STATED GOAL >> Among the following entries, count the lines that contain "USDT永续" and report only the result.

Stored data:
— START —

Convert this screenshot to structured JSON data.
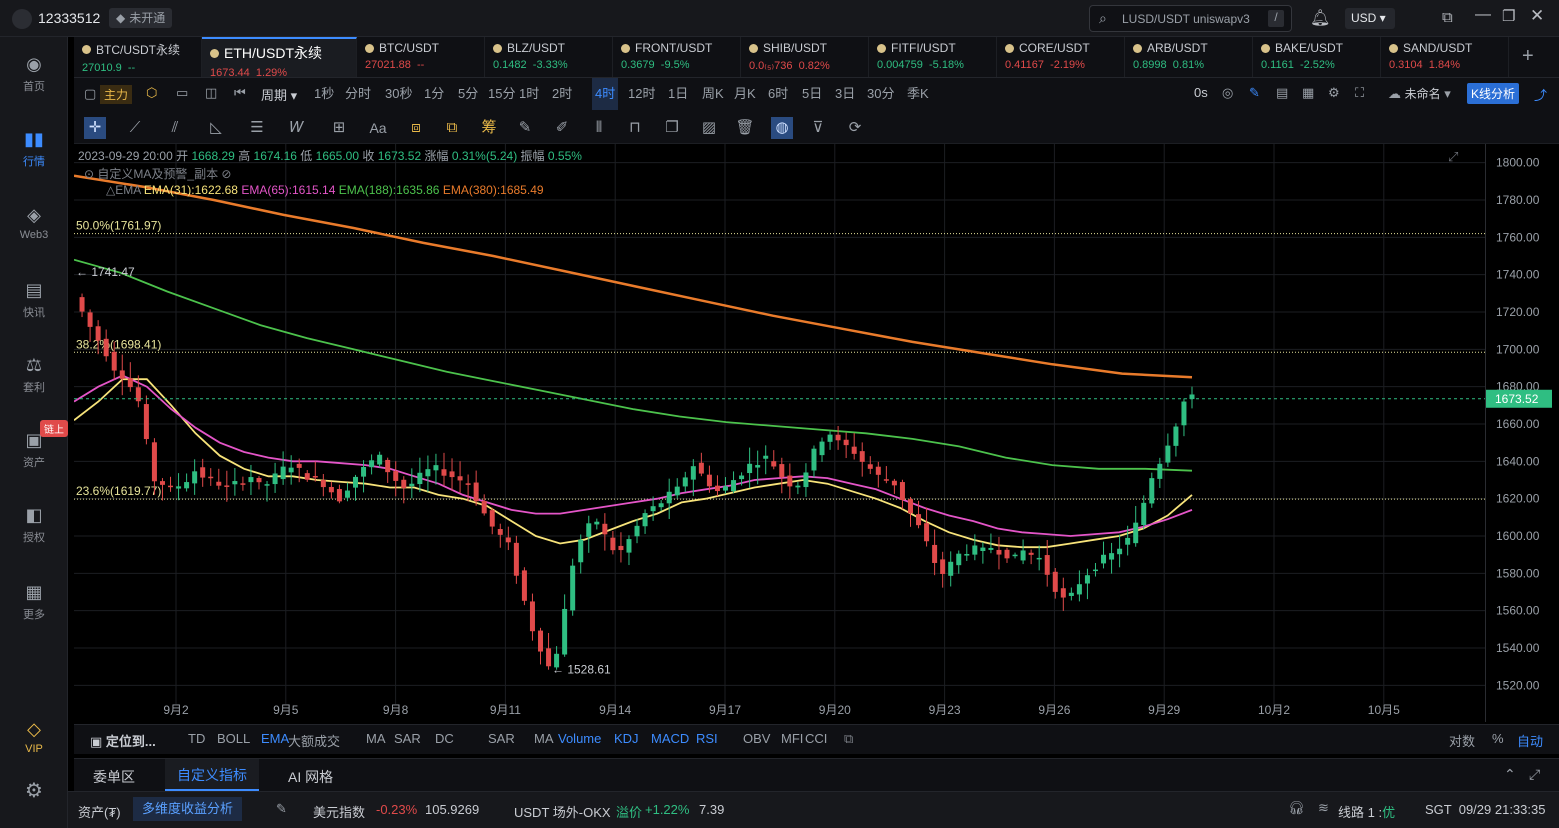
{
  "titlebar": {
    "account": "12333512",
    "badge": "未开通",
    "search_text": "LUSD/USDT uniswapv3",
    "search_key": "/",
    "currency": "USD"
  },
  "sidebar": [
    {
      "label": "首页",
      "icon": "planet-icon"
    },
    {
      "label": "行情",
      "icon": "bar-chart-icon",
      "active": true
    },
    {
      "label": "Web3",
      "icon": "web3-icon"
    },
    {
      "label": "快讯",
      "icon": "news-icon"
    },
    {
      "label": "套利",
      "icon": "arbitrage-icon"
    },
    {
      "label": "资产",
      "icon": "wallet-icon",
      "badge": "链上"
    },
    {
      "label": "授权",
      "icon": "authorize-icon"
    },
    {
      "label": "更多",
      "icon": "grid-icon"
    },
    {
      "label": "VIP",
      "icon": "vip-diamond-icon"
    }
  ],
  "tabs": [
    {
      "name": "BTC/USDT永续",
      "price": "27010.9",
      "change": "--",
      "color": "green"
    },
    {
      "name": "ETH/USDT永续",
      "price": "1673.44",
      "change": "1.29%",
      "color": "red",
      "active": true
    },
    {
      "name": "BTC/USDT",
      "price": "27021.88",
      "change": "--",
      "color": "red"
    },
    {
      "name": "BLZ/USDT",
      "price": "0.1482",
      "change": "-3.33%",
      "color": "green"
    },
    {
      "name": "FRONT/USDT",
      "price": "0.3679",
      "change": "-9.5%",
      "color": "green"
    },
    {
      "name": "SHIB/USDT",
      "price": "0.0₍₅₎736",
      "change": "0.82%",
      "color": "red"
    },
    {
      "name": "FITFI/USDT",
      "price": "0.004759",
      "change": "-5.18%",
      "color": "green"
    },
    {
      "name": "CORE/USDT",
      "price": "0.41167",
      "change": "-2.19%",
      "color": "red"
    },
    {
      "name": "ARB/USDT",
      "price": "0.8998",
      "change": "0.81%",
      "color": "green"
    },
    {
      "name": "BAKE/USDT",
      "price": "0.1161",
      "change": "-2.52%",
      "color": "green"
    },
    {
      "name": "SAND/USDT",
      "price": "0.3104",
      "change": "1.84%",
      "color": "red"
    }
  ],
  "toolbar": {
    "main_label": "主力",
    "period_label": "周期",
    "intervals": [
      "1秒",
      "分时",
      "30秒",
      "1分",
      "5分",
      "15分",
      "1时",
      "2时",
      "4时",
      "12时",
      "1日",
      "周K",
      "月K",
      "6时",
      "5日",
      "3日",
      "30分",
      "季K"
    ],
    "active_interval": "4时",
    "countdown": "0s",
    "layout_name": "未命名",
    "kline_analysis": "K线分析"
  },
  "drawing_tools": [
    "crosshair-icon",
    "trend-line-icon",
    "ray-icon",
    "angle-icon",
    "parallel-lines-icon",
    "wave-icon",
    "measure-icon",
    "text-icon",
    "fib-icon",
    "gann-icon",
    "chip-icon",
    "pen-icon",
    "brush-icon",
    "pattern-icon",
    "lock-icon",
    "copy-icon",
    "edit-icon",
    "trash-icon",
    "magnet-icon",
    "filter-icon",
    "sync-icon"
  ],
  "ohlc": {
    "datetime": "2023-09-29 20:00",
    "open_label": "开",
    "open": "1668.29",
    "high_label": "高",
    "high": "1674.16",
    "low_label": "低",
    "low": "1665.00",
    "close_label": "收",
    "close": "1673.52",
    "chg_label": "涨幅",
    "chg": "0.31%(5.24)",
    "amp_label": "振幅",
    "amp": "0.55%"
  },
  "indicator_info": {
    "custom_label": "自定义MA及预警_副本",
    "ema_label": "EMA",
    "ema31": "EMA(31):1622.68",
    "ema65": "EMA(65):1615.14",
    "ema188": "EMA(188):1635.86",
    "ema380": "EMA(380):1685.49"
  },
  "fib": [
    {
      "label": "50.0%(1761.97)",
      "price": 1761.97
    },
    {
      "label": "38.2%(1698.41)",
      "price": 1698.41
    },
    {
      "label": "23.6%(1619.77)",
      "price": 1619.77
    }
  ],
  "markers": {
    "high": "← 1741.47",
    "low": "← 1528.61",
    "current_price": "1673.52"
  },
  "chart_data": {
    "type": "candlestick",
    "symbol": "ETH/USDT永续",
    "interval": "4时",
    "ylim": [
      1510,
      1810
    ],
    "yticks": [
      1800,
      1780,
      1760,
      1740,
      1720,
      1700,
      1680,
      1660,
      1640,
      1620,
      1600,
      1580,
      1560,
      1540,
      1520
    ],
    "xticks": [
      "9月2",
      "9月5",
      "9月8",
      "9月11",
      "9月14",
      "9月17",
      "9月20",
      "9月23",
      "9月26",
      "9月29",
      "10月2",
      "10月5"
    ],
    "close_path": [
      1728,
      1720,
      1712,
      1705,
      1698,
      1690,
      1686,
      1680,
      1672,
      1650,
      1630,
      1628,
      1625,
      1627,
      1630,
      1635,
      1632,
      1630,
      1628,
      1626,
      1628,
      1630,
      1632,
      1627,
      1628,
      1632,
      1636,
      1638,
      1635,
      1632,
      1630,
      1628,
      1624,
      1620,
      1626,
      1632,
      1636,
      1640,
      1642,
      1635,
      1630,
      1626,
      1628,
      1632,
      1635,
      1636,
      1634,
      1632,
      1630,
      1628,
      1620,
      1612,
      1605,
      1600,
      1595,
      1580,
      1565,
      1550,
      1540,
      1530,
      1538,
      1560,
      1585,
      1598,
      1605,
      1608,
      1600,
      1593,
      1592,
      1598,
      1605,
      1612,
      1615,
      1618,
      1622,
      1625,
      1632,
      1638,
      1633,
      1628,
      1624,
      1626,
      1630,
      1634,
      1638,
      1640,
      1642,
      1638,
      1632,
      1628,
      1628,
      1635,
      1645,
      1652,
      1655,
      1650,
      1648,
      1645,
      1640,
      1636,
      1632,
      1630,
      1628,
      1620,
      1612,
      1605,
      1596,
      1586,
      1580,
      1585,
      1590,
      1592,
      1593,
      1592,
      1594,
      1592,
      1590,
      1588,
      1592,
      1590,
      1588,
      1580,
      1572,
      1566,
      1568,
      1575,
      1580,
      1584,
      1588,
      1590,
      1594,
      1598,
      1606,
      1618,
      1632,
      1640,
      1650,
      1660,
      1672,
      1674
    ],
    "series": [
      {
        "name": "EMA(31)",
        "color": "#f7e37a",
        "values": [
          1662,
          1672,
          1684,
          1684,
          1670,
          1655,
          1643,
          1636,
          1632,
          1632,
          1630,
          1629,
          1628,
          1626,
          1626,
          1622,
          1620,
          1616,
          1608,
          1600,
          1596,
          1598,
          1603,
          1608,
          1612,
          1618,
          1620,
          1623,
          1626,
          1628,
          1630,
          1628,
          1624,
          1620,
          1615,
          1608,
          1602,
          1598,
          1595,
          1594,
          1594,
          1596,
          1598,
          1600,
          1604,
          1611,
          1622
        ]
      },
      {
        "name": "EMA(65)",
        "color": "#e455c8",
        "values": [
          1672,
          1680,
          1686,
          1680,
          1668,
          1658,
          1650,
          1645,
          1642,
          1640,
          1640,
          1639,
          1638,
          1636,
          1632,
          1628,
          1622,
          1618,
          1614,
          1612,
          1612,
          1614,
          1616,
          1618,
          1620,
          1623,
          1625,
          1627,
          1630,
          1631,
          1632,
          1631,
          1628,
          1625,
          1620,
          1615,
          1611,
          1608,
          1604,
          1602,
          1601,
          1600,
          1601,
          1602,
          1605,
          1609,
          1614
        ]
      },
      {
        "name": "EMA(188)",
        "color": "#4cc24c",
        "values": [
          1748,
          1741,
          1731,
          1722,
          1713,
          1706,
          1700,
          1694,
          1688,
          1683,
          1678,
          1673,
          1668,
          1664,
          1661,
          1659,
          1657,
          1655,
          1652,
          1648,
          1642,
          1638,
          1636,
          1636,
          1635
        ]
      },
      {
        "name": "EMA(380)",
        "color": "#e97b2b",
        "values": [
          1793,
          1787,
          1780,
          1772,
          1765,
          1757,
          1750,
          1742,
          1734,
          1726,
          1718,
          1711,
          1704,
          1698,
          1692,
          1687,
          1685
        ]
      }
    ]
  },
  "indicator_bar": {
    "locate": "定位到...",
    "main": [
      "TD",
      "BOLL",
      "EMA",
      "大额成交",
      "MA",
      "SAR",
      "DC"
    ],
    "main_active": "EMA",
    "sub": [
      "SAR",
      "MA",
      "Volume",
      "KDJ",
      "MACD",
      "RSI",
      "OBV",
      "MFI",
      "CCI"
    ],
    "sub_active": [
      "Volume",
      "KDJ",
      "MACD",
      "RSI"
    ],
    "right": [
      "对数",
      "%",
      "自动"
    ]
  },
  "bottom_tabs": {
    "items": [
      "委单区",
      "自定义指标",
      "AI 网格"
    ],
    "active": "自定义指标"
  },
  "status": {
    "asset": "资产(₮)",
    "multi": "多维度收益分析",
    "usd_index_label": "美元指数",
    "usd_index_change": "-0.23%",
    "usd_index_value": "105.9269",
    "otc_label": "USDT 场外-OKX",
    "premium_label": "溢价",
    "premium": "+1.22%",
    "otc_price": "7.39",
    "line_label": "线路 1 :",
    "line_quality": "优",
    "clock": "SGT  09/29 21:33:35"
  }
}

— END —

THE SOLUTION >> 3